Stated problem A | In the entries, rewrite the part that opens with the line containing "Identify all the" and closes with the line containing "rule-item: 2） 几千就在千位写几，几百就在百位上与几，中间或末尾哪一位上一个也没有，就在哪一位上写" as a numbered list, skipping blank lines and leaving out the pictures.

Page excerpt |
If Divine is all, then naturally He takes sin and virtue of everybody; but there is a state of His Consciousness, in which He is aloof from everything; therefore, the Karmayogin, he combines in himself constant activity, and a constant inactivity. He is kṣara and akṣara at the same time.

jñānena tu tad ajñānaṁ yeṣāṁ nāśitam ātmanaḥ |
teṣām ādityavaj jñānaṁ prakāśayati tat param ||5.16||

“For those whose ignorance is destroyed by the knowledge of the self, knowledge shines forth like the sun, revealing the reality of the Transcendental Self.”

All this description was of tat param; tat param is that which is none of these things, even though He is vibhuḥ, even though he is prabhuḥ, He is the Lord; vibhu is one who is spread out, prabhu is one who is the master. Even though He spreads out, even all this is Himself, even though He is the supreme Lord, even then He is tat param, he is still beyond all that.

tadbuddhayas tadātmānas tanniṣṭhās tatparāyaṇāḥ |
gacchantyapunarāvṛttiṁ jñānanirdhūtakalmaṣāḥ ||5.17||

“Who have their buddhi fixed on the self, and who are solely devoted to the self, they with their sins entirely destroyed by knowledge attain a state of liberation from which there is no return.”

So, he attains to a perfect perfection, and he is not obliged to come back to this world: he may come back to this world, but he is not obliged, there is no necessity for him to return to this world, he really becomes free. You might say that these are some of the basic characteristics of a divine worker.

Now, a very important state of the divine worker is set up equality:

vidyāvinayasampanne brāhmaṇe gavi hastini |
śuni caiva śvapāke ca paṇḍitāḥ samadarśinaḥ ||5.18||

The one who has attained the state of a divine worker, for him, four are equal; and Sri Krishna describes who are all equal:

“The men of wisdom behold with an equal eye, the same self in Brahmins who are learned and modest, as in cows and elephants, or even in dogs and outcastes.”

For him all are equal,

vidyāvinayasampanne brāhmaṇe gavi hastini |
śuni caiva śvapāke ca paṇḍitāḥ samadarśinaḥ ||5.18||

ihaiva tair jitaḥ sargo yeṣāṁ sāmye sthitaṁ manaḥ |
nirdoṣaṁ hi samaṁ brahma tasmād brahmaṇi te sthitāḥ ||5.19||

“Everything is conquered: ihaiva tair jitaḥ, everything is conquered by them; yeṣāṁ sāmye sthitaṁ manaḥ, whose mind is established in equality.”

Stated problem B | From the passage on the divine worker, copy the part that opens with the words "If Divine is" and closes with "the same time.".

Records for the exercise |
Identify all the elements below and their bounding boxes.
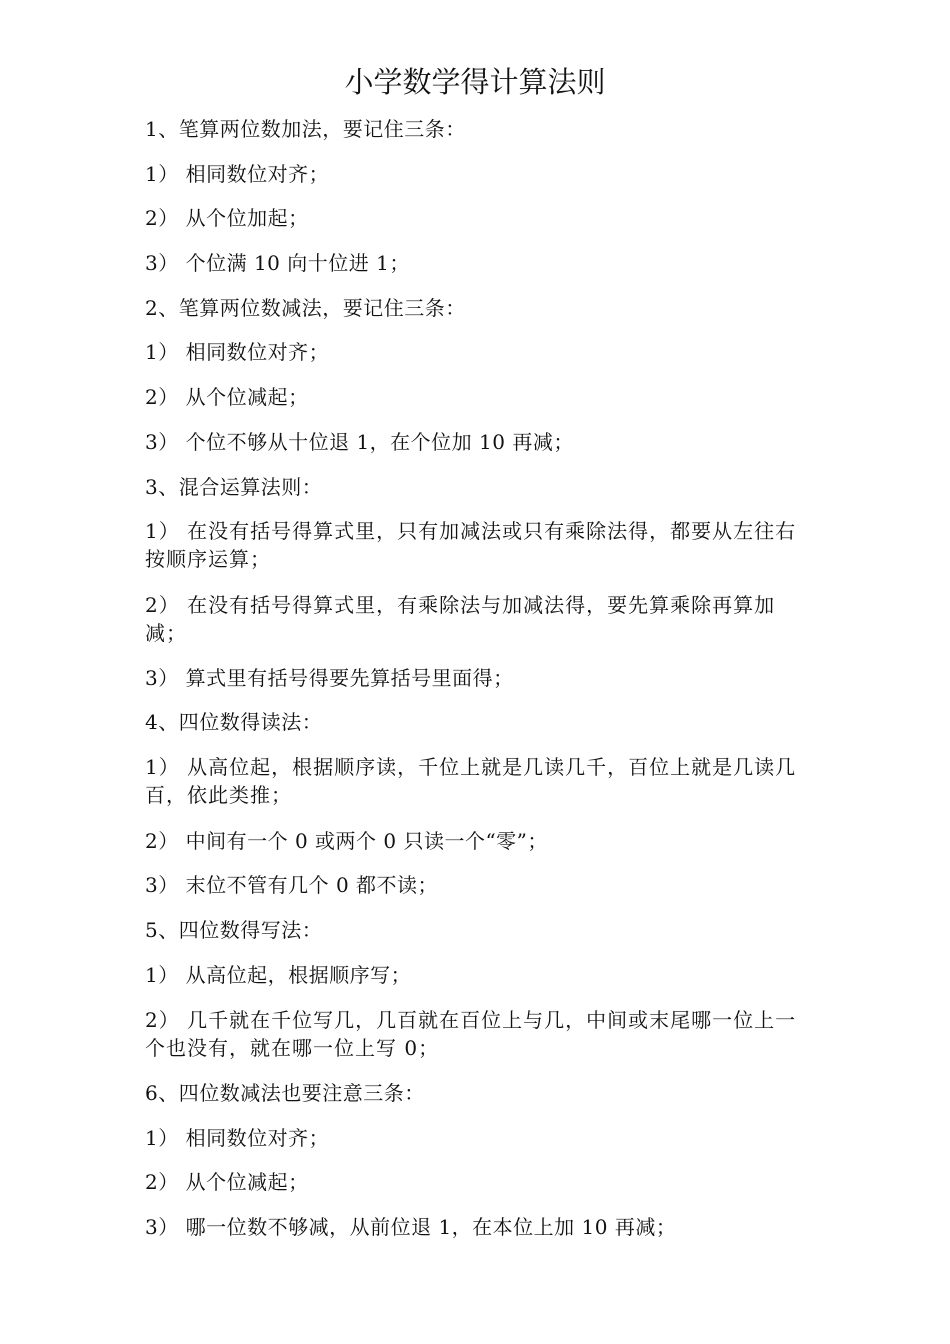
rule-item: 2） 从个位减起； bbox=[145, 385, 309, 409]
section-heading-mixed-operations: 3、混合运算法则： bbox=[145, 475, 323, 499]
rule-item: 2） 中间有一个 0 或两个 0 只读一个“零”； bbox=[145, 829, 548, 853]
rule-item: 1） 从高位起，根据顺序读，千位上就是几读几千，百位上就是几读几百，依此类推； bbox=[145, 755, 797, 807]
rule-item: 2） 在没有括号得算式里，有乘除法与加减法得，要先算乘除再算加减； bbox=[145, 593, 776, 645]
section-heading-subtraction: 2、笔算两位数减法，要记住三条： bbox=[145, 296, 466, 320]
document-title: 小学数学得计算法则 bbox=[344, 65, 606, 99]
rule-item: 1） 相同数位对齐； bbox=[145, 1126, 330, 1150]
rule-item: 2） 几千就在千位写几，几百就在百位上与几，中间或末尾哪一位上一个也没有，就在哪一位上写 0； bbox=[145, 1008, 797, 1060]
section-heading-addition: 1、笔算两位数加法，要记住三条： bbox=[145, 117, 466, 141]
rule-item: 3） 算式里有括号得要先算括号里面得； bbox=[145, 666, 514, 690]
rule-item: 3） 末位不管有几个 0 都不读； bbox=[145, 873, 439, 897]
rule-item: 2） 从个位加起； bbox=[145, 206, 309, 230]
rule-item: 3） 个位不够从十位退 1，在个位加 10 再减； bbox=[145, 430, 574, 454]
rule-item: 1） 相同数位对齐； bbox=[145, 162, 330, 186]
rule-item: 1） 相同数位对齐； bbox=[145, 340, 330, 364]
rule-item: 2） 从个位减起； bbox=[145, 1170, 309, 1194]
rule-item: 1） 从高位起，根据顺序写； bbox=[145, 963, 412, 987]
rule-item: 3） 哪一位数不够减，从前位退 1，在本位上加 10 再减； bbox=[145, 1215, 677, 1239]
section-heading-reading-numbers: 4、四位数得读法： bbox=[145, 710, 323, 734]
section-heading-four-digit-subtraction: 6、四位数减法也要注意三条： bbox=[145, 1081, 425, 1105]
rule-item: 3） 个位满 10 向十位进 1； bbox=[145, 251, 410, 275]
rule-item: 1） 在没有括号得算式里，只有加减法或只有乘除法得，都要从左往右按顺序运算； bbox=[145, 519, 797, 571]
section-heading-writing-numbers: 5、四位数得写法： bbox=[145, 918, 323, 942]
==
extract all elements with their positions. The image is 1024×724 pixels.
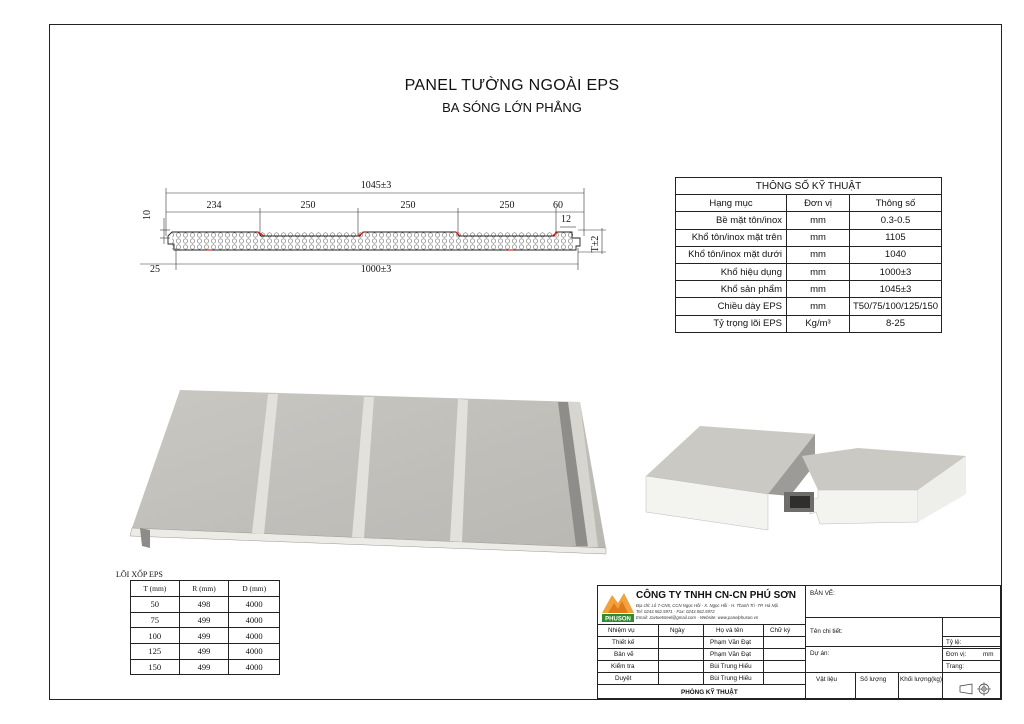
...
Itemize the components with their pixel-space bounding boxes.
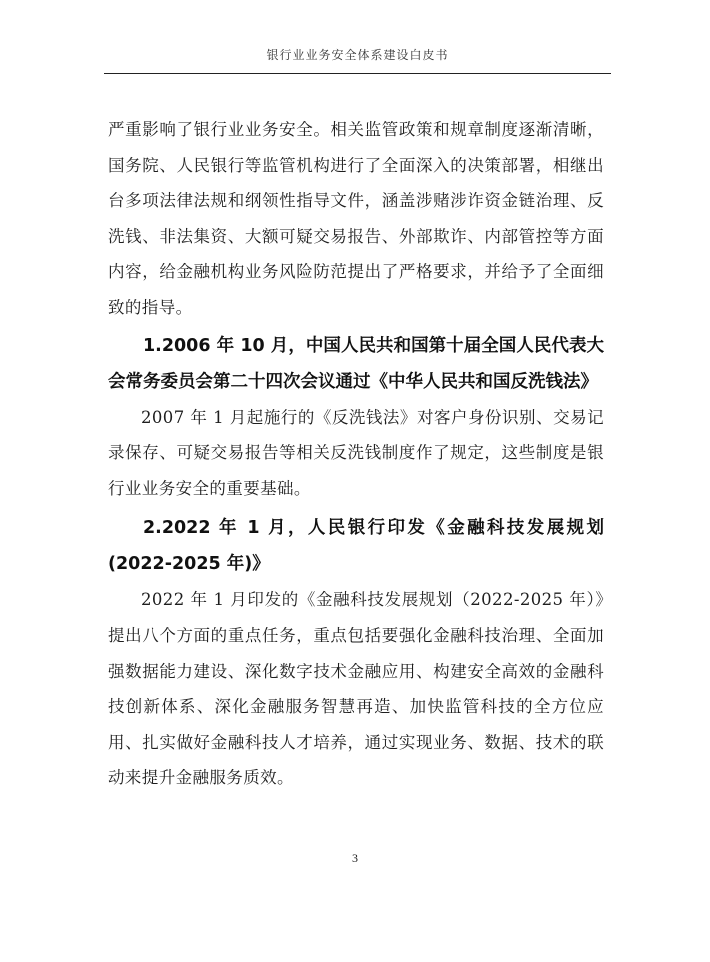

Expected answer A |
1. Identify all the elements below and their bounding boxes.
2. rule-item: 2） 从个位减起； bbox=[145, 385, 309, 409]
3. section-heading-mixed-operations: 3、混合运算法则： bbox=[145, 475, 323, 499]
4. rule-item: 2） 中间有一个 0 或两个 0 只读一个“零”； bbox=[145, 829, 548, 853]
5. rule-item: 1） 从高位起，根据顺序读，千位上就是几读几千，百位上就是几读几百，依此类推； bbox=[145, 755, 797, 807]
6. rule-item: 2） 在没有括号得算式里，有乘除法与加减法得，要先算乘除再算加减； bbox=[145, 593, 776, 645]
7. section-heading-subtraction: 2、笔算两位数减法，要记住三条： bbox=[145, 296, 466, 320]
8. document-title: 小学数学得计算法则 bbox=[344, 65, 606, 99]
9. rule-item: 1） 相同数位对齐； bbox=[145, 1126, 330, 1150]
10. rule-item: 2） 几千就在千位写几，几百就在百位上与几，中间或末尾哪一位上一个也没有，就在哪一位上写 0； bbox=[145, 1008, 797, 1060]

Expected answer B |
If Divine is all, then naturally He takes sin and virtue of everybody; but there is a state of His Consciousness, in which He is aloof from everything; therefore, the Karmayogin, he combines in himself constant activity, and a constant inactivity. He is kṣara and akṣara at the same time.